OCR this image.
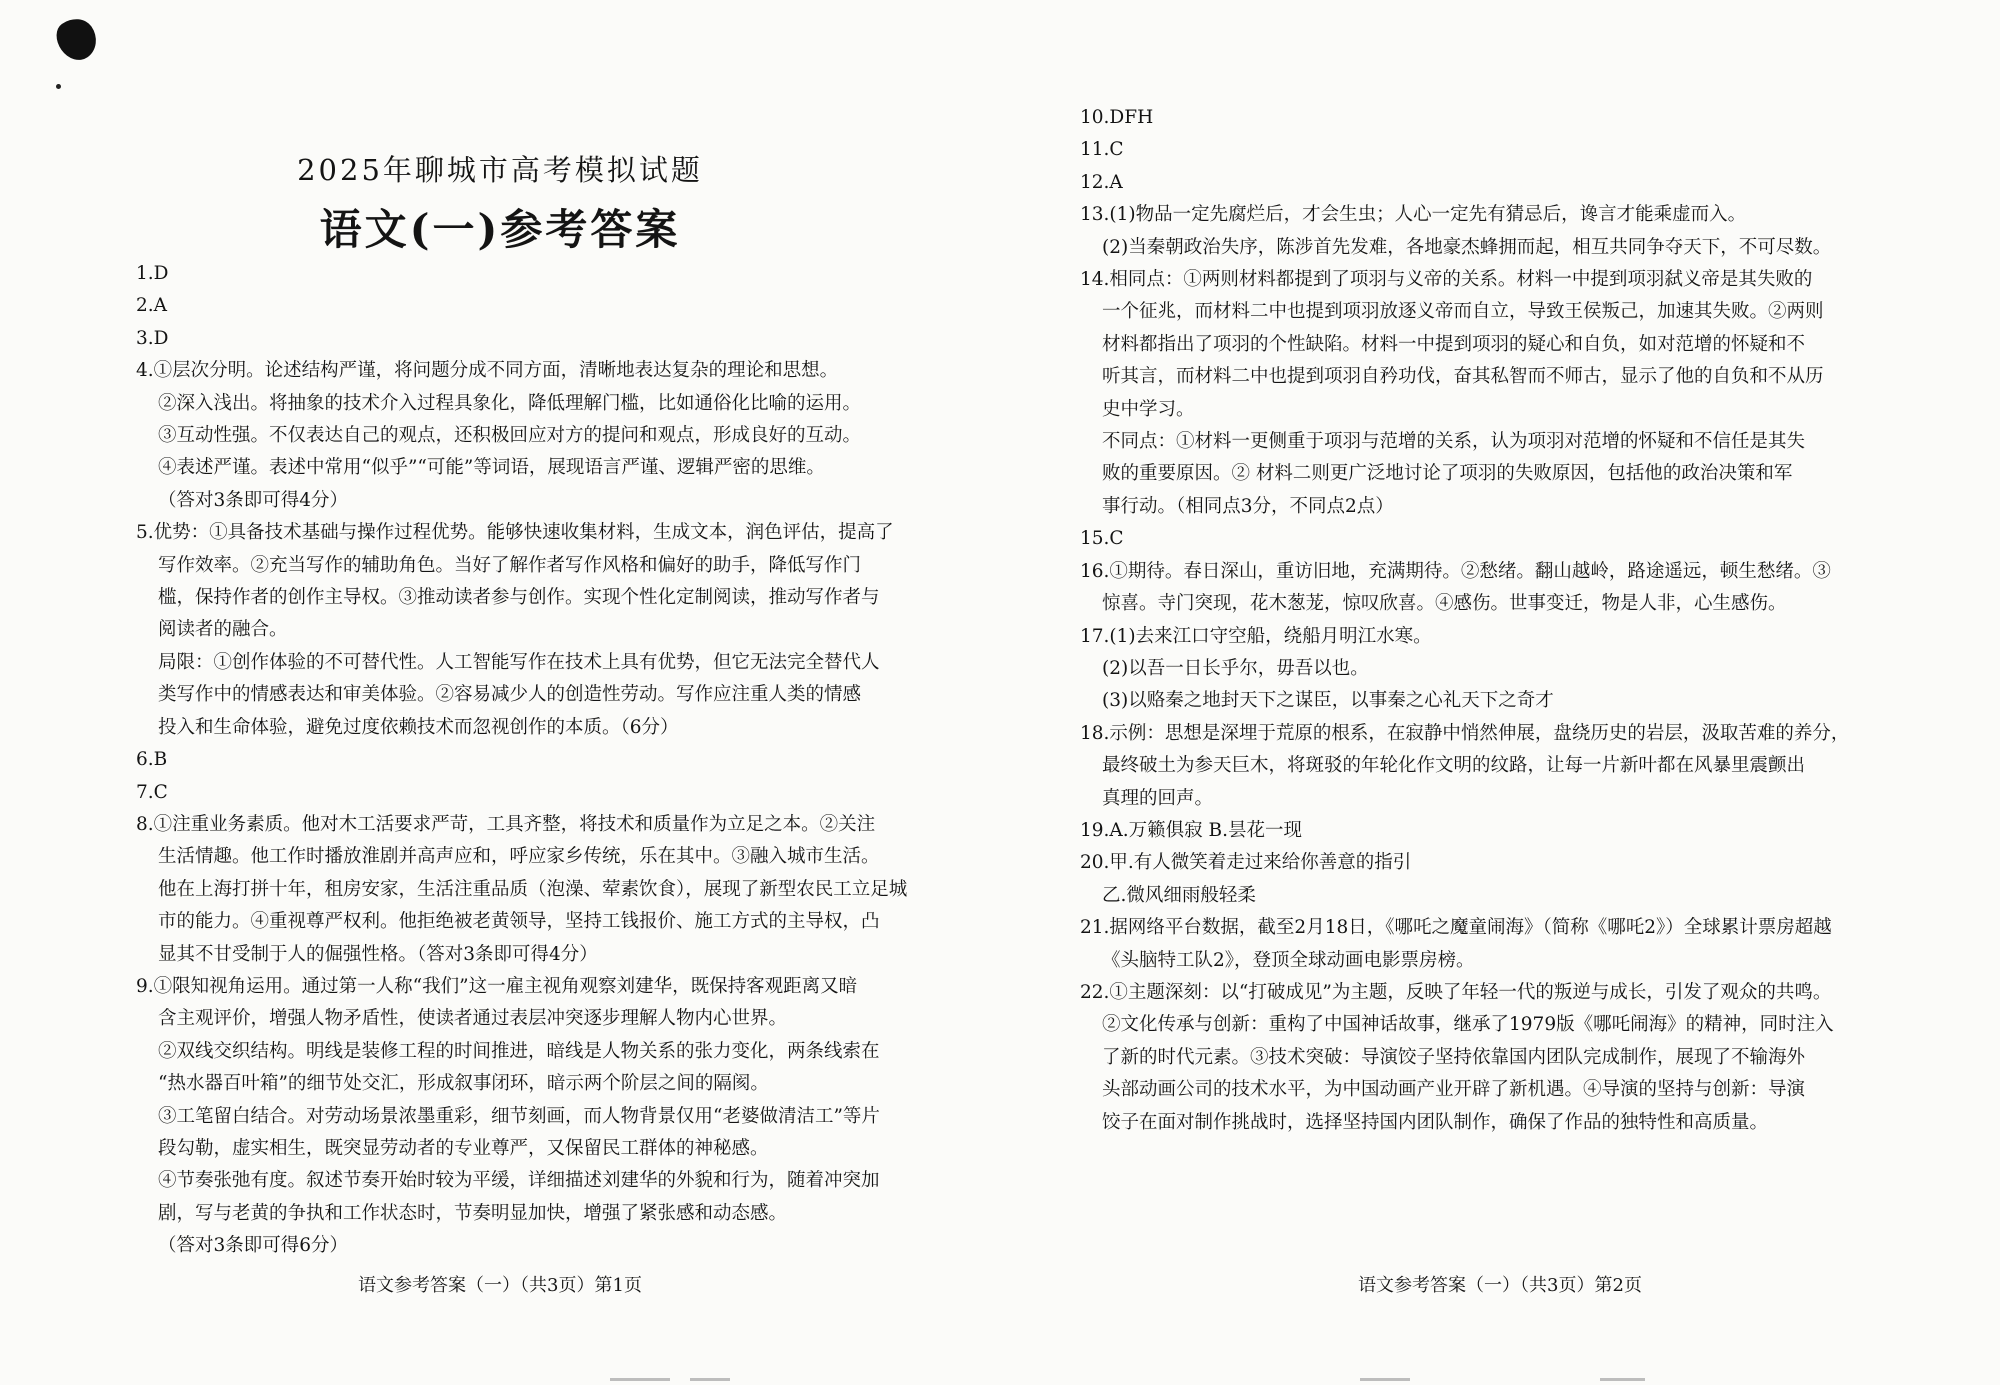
2025年聊城市高考模拟试题
语文(一)参考答案
1.D
2.A
3.D
4.①层次分明。论述结构严谨，将问题分成不同方面，清晰地表达复杂的理论和思想。
②深入浅出。将抽象的技术介入过程具象化，降低理解门槛，比如通俗化比喻的运用。
③互动性强。不仅表达自己的观点，还积极回应对方的提问和观点，形成良好的互动。
④表述严谨。表述中常用“似乎”“可能”等词语，展现语言严谨、逻辑严密的思维。
（答对3条即可得4分）
5.优势：①具备技术基础与操作过程优势。能够快速收集材料，生成文本，润色评估，提高了
写作效率。②充当写作的辅助角色。当好了解作者写作风格和偏好的助手，降低写作门
槛，保持作者的创作主导权。③推动读者参与创作。实现个性化定制阅读，推动写作者与
阅读者的融合。
局限：①创作体验的不可替代性。人工智能写作在技术上具有优势，但它无法完全替代人
类写作中的情感表达和审美体验。②容易减少人的创造性劳动。写作应注重人类的情感
投入和生命体验，避免过度依赖技术而忽视创作的本质。（6分）
6.B
7.C
8.①注重业务素质。他对木工活要求严苛，工具齐整，将技术和质量作为立足之本。②关注
生活情趣。他工作时播放淮剧并高声应和，呼应家乡传统，乐在其中。③融入城市生活。
他在上海打拼十年，租房安家，生活注重品质（泡澡、荤素饮食），展现了新型农民工立足城
市的能力。④重视尊严权利。他拒绝被老黄领导，坚持工钱报价、施工方式的主导权，凸
显其不甘受制于人的倔强性格。（答对3条即可得4分）
9.①限知视角运用。通过第一人称“我们”这一雇主视角观察刘建华，既保持客观距离又暗
含主观评价，增强人物矛盾性，使读者通过表层冲突逐步理解人物内心世界。
②双线交织结构。明线是装修工程的时间推进，暗线是人物关系的张力变化，两条线索在
“热水器百叶箱”的细节处交汇，形成叙事闭环，暗示两个阶层之间的隔阂。
③工笔留白结合。对劳动场景浓墨重彩，细节刻画，而人物背景仅用“老婆做清洁工”等片
段勾勒，虚实相生，既突显劳动者的专业尊严，又保留民工群体的神秘感。
④节奏张弛有度。叙述节奏开始时较为平缓，详细描述刘建华的外貌和行为，随着冲突加
剧，写与老黄的争执和工作状态时，节奏明显加快，增强了紧张感和动态感。
（答对3条即可得6分）
语文参考答案（一）（共3页）第1页
10.DFH
11.C
12.A
13.(1)物品一定先腐烂后，才会生虫；人心一定先有猜忌后，谗言才能乘虚而入。
(2)当秦朝政治失序，陈涉首先发难，各地豪杰蜂拥而起，相互共同争夺天下，不可尽数。
14.相同点：①两则材料都提到了项羽与义帝的关系。材料一中提到项羽弑义帝是其失败的
一个征兆，而材料二中也提到项羽放逐义帝而自立，导致王侯叛己，加速其失败。②两则
材料都指出了项羽的个性缺陷。材料一中提到项羽的疑心和自负，如对范增的怀疑和不
听其言，而材料二中也提到项羽自矜功伐，奋其私智而不师古，显示了他的自负和不从历
史中学习。
不同点：①材料一更侧重于项羽与范增的关系，认为项羽对范增的怀疑和不信任是其失
败的重要原因。② 材料二则更广泛地讨论了项羽的失败原因，包括他的政治决策和军
事行动。（相同点3分，不同点2点）
15.C
16.①期待。春日深山，重访旧地，充满期待。②愁绪。翻山越岭，路途遥远，顿生愁绪。③
惊喜。寺门突现，花木葱茏，惊叹欣喜。④感伤。世事变迁，物是人非，心生感伤。
17.(1)去来江口守空船，绕船月明江水寒。
(2)以吾一日长乎尔，毋吾以也。
(3)以赂秦之地封天下之谋臣，以事秦之心礼天下之奇才
18.示例：思想是深埋于荒原的根系，在寂静中悄然伸展，盘绕历史的岩层，汲取苦难的养分，
最终破土为参天巨木，将斑驳的年轮化作文明的纹路，让每一片新叶都在风暴里震颤出
真理的回声。
19.A.万籁俱寂 B.昙花一现
20.甲.有人微笑着走过来给你善意的指引
乙.微风细雨般轻柔
21.据网络平台数据，截至2月18日，《哪吒之魔童闹海》（简称《哪吒2》）全球累计票房超越
《头脑特工队2》，登顶全球动画电影票房榜。
22.①主题深刻：以“打破成见”为主题，反映了年轻一代的叛逆与成长，引发了观众的共鸣。
②文化传承与创新：重构了中国神话故事，继承了1979版《哪吒闹海》的精神，同时注入
了新的时代元素。③技术突破：导演饺子坚持依靠国内团队完成制作，展现了不输海外
头部动画公司的技术水平，为中国动画产业开辟了新机遇。④导演的坚持与创新：导演
饺子在面对制作挑战时，选择坚持国内团队制作，确保了作品的独特性和高质量。
语文参考答案（一）（共3页）第2页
------------------------------------------------
**Required work:** Omit the pictures and reproduce the listing exactly.

**The reply:**
OCR this image.
2025年聊城市高考模拟试题
语文(一)参考答案
1.D
2.A
3.D
4.①层次分明。论述结构严谨，将问题分成不同方面，清晰地表达复杂的理论和思想。
②深入浅出。将抽象的技术介入过程具象化，降低理解门槛，比如通俗化比喻的运用。
③互动性强。不仅表达自己的观点，还积极回应对方的提问和观点，形成良好的互动。
④表述严谨。表述中常用“似乎”“可能”等词语，展现语言严谨、逻辑严密的思维。
（答对3条即可得4分）
5.优势：①具备技术基础与操作过程优势。能够快速收集材料，生成文本，润色评估，提高了
写作效率。②充当写作的辅助角色。当好了解作者写作风格和偏好的助手，降低写作门
槛，保持作者的创作主导权。③推动读者参与创作。实现个性化定制阅读，推动写作者与
阅读者的融合。
局限：①创作体验的不可替代性。人工智能写作在技术上具有优势，但它无法完全替代人
类写作中的情感表达和审美体验。②容易减少人的创造性劳动。写作应注重人类的情感
投入和生命体验，避免过度依赖技术而忽视创作的本质。（6分）
6.B
7.C
8.①注重业务素质。他对木工活要求严苛，工具齐整，将技术和质量作为立足之本。②关注
生活情趣。他工作时播放淮剧并高声应和，呼应家乡传统，乐在其中。③融入城市生活。
他在上海打拼十年，租房安家，生活注重品质（泡澡、荤素饮食），展现了新型农民工立足城
市的能力。④重视尊严权利。他拒绝被老黄领导，坚持工钱报价、施工方式的主导权，凸
显其不甘受制于人的倔强性格。（答对3条即可得4分）
9.①限知视角运用。通过第一人称“我们”这一雇主视角观察刘建华，既保持客观距离又暗
含主观评价，增强人物矛盾性，使读者通过表层冲突逐步理解人物内心世界。
②双线交织结构。明线是装修工程的时间推进，暗线是人物关系的张力变化，两条线索在
“热水器百叶箱”的细节处交汇，形成叙事闭环，暗示两个阶层之间的隔阂。
③工笔留白结合。对劳动场景浓墨重彩，细节刻画，而人物背景仅用“老婆做清洁工”等片
段勾勒，虚实相生，既突显劳动者的专业尊严，又保留民工群体的神秘感。
④节奏张弛有度。叙述节奏开始时较为平缓，详细描述刘建华的外貌和行为，随着冲突加
剧，写与老黄的争执和工作状态时，节奏明显加快，增强了紧张感和动态感。
（答对3条即可得6分）
语文参考答案（一）（共3页）第1页
10.DFH
11.C
12.A
13.(1)物品一定先腐烂后，才会生虫；人心一定先有猜忌后，谗言才能乘虚而入。
(2)当秦朝政治失序，陈涉首先发难，各地豪杰蜂拥而起，相互共同争夺天下，不可尽数。
14.相同点：①两则材料都提到了项羽与义帝的关系。材料一中提到项羽弑义帝是其失败的
一个征兆，而材料二中也提到项羽放逐义帝而自立，导致王侯叛己，加速其失败。②两则
材料都指出了项羽的个性缺陷。材料一中提到项羽的疑心和自负，如对范增的怀疑和不
听其言，而材料二中也提到项羽自矜功伐，奋其私智而不师古，显示了他的自负和不从历
史中学习。
不同点：①材料一更侧重于项羽与范增的关系，认为项羽对范增的怀疑和不信任是其失
败的重要原因。② 材料二则更广泛地讨论了项羽的失败原因，包括他的政治决策和军
事行动。（相同点3分，不同点2点）
15.C
16.①期待。春日深山，重访旧地，充满期待。②愁绪。翻山越岭，路途遥远，顿生愁绪。③
惊喜。寺门突现，花木葱茏，惊叹欣喜。④感伤。世事变迁，物是人非，心生感伤。
17.(1)去来江口守空船，绕船月明江水寒。
(2)以吾一日长乎尔，毋吾以也。
(3)以赂秦之地封天下之谋臣，以事秦之心礼天下之奇才
18.示例：思想是深埋于荒原的根系，在寂静中悄然伸展，盘绕历史的岩层，汲取苦难的养分，
最终破土为参天巨木，将斑驳的年轮化作文明的纹路，让每一片新叶都在风暴里震颤出
真理的回声。
19.A.万籁俱寂 B.昙花一现
20.甲.有人微笑着走过来给你善意的指引
乙.微风细雨般轻柔
21.据网络平台数据，截至2月18日，《哪吒之魔童闹海》（简称《哪吒2》）全球累计票房超越
《头脑特工队2》，登顶全球动画电影票房榜。
22.①主题深刻：以“打破成见”为主题，反映了年轻一代的叛逆与成长，引发了观众的共鸣。
②文化传承与创新：重构了中国神话故事，继承了1979版《哪吒闹海》的精神，同时注入
了新的时代元素。③技术突破：导演饺子坚持依靠国内团队完成制作，展现了不输海外
头部动画公司的技术水平，为中国动画产业开辟了新机遇。④导演的坚持与创新：导演
饺子在面对制作挑战时，选择坚持国内团队制作，确保了作品的独特性和高质量。
语文参考答案（一）（共3页）第2页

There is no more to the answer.